───── Extracted data ─────

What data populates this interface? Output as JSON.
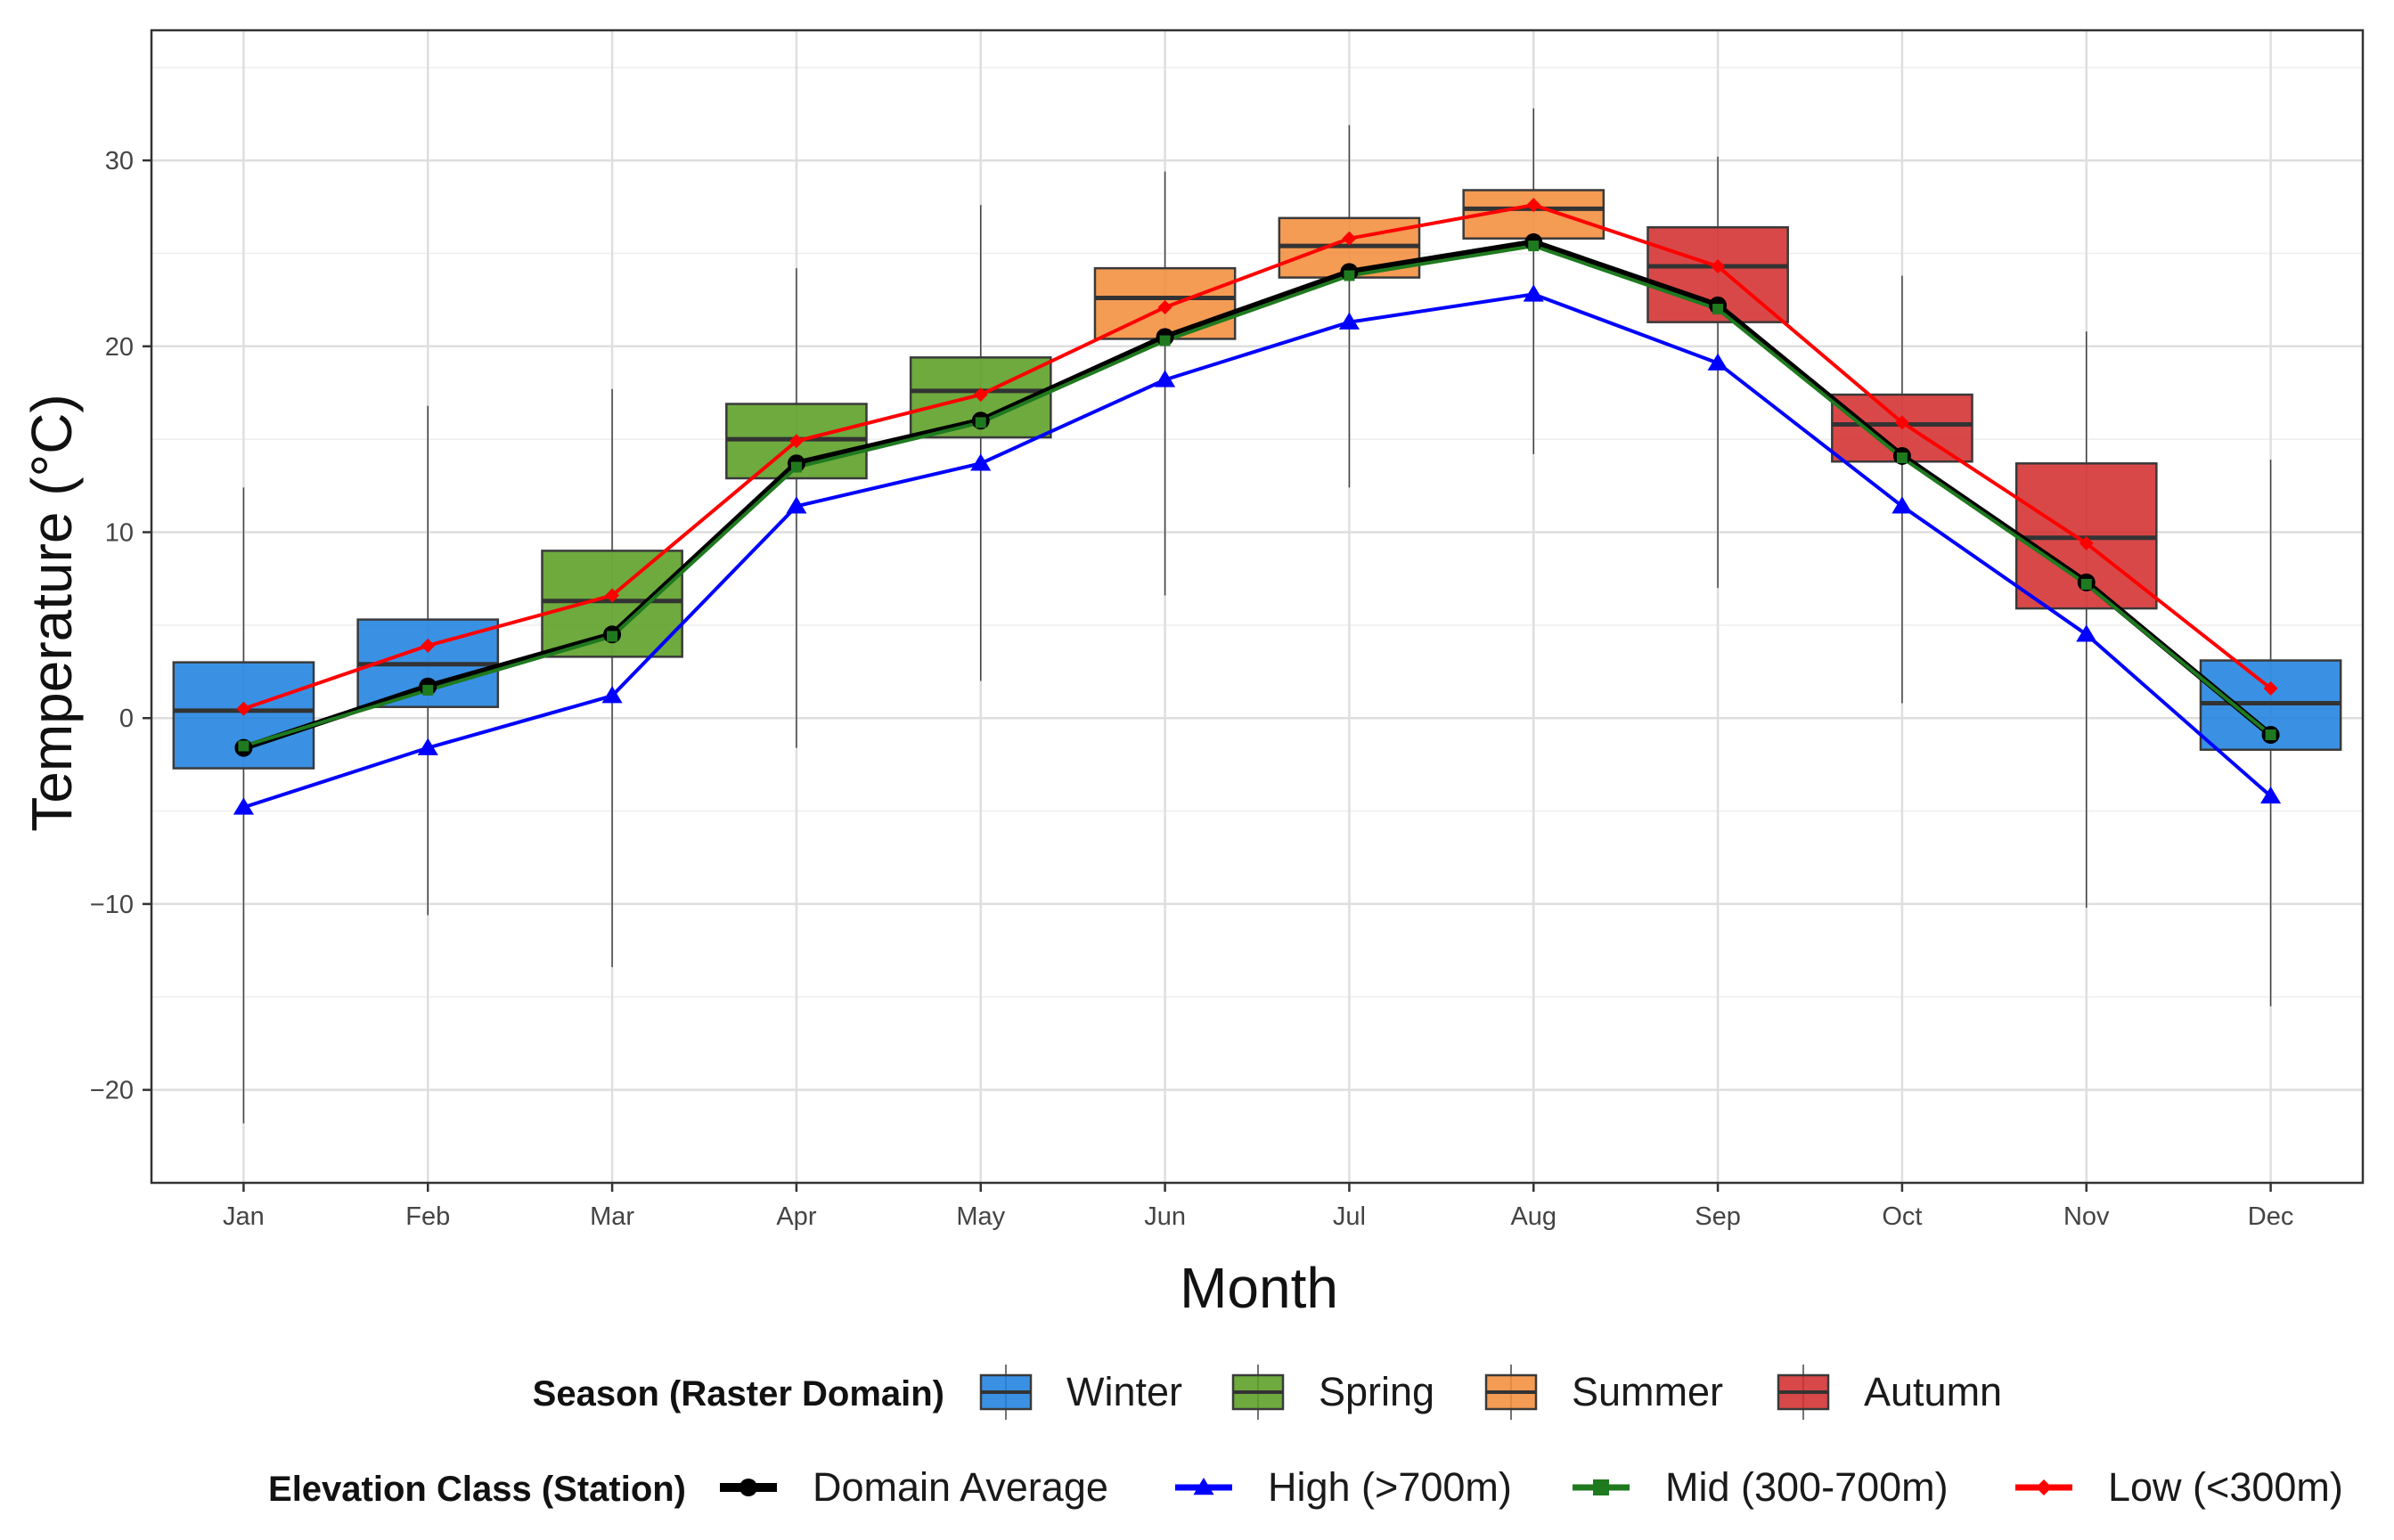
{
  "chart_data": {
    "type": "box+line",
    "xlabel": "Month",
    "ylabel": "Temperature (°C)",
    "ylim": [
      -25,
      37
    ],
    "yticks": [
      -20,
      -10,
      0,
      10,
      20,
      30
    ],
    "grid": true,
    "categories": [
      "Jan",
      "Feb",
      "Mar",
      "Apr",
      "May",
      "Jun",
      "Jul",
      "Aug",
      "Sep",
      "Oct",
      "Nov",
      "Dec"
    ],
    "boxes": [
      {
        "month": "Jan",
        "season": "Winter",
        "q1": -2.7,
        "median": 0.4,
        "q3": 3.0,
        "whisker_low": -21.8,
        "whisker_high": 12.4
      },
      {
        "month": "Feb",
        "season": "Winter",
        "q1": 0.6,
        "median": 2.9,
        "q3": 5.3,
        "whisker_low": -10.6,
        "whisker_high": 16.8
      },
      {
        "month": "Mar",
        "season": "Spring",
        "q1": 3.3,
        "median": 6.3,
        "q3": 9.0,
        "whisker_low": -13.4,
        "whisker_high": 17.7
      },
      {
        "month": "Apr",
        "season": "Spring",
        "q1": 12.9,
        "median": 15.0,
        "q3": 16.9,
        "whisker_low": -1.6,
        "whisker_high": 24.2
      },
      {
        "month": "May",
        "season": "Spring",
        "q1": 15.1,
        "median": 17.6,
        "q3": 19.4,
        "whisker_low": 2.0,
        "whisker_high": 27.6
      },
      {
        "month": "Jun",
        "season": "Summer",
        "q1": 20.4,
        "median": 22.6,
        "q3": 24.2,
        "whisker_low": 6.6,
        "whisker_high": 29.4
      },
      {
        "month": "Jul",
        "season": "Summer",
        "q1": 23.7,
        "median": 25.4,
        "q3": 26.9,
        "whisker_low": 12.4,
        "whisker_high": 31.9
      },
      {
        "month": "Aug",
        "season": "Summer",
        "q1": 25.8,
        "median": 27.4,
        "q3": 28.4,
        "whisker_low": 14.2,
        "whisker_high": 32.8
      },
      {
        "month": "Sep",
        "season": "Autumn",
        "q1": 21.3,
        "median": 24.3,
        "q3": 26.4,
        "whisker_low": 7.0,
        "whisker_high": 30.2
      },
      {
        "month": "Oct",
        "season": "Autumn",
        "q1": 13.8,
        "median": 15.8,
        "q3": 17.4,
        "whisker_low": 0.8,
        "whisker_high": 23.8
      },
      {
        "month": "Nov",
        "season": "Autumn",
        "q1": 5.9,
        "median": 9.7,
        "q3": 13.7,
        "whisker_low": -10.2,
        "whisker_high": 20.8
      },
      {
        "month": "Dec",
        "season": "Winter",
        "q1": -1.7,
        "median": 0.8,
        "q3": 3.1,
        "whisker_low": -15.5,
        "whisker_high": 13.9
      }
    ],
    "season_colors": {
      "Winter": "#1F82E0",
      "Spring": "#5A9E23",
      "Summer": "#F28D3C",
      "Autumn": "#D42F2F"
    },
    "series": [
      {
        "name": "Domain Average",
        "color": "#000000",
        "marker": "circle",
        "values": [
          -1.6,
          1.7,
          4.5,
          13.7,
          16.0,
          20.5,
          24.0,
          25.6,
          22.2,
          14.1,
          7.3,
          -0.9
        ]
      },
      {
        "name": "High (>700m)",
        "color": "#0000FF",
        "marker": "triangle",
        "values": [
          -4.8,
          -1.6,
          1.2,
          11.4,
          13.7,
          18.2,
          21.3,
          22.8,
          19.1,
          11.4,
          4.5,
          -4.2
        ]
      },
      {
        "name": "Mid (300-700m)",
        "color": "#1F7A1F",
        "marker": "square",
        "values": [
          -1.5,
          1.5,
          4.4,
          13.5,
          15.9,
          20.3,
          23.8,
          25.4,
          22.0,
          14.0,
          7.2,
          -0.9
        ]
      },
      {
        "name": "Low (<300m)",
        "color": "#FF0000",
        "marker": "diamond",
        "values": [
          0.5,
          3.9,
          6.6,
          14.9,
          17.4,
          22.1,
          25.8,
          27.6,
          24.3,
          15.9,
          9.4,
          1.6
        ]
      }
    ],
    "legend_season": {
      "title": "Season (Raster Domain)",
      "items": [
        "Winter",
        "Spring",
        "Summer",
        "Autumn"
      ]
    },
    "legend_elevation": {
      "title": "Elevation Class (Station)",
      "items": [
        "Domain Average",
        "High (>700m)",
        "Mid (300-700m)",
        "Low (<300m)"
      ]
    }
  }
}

─────

Determine how many lines of the entries above carry the string "title", and give that number alone.

2